Dataset excerpts:
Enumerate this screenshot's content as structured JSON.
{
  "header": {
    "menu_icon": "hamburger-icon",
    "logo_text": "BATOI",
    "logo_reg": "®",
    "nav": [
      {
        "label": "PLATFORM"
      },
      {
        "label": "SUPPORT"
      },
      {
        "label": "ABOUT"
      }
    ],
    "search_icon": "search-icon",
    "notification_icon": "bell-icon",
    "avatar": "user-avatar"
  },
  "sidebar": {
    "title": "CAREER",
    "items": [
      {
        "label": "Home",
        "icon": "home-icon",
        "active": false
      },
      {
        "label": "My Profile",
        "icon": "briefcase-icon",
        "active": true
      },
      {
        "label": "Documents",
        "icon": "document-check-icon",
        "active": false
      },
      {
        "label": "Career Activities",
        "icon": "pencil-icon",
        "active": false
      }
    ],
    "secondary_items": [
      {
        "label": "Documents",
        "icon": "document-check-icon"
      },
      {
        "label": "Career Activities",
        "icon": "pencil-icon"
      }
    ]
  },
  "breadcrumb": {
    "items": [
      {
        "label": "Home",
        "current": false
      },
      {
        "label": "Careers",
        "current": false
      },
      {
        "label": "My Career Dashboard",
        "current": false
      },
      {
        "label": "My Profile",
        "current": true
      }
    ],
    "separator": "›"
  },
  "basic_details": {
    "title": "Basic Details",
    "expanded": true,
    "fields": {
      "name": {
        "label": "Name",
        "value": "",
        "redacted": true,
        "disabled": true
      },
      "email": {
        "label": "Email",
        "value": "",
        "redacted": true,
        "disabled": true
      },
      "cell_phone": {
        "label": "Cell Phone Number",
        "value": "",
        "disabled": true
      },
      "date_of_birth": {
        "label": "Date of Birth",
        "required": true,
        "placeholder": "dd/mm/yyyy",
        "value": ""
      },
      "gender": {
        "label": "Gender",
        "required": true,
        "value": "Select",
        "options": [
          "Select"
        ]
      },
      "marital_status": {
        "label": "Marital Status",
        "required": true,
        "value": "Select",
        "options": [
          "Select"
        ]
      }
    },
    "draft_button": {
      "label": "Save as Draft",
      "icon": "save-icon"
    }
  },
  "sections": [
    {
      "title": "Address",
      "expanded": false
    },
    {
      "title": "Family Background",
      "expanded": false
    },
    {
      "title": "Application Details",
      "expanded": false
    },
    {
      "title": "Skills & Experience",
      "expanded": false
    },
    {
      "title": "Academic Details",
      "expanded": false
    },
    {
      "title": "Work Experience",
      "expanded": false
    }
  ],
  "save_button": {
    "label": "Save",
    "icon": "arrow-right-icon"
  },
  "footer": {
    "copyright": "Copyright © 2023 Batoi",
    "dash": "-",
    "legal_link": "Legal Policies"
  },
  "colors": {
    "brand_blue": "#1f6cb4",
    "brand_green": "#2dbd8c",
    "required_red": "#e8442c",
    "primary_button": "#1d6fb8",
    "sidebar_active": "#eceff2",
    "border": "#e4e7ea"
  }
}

## Goal
Give the count of lines holding the word "Experience", with no other words.

## Result
2